# Stated goal
Copy each line of the listing below exactly.

# Record set
########################################

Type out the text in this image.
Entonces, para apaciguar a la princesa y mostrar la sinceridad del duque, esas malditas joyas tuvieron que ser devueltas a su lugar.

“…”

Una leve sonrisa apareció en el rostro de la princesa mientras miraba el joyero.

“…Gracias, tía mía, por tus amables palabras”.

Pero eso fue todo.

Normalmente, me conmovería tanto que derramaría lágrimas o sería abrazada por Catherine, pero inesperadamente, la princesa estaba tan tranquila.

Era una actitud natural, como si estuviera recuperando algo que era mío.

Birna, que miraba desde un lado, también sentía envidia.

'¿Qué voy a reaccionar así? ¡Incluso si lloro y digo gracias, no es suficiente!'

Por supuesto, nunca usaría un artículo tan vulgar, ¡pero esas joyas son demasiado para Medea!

########################################

# Task output
Type out the text in this image.
Entonces, para apaciguar a la princesa y mostrar la sinceridad del duque, esas malditas joyas tuvieron que ser devueltas a su lugar.

“…”

Una leve sonrisa apareció en el rostro de la princesa mientras miraba el joyero.

“…Gracias, tía mía, por tus amables palabras”.

Pero eso fue todo.

Normalmente, me conmovería tanto que derramaría lágrimas o sería abrazada por Catherine, pero inesperadamente, la princesa estaba tan tranquila.

Era una actitud natural, como si estuviera recuperando algo que era mío.

Birna, que miraba desde un lado, también sentía envidia.

'¿Qué voy a reaccionar así? ¡Incluso si lloro y digo gracias, no es suficiente!'

Por supuesto, nunca usaría un artículo tan vulgar, ¡pero esas joyas son demasiado para Medea!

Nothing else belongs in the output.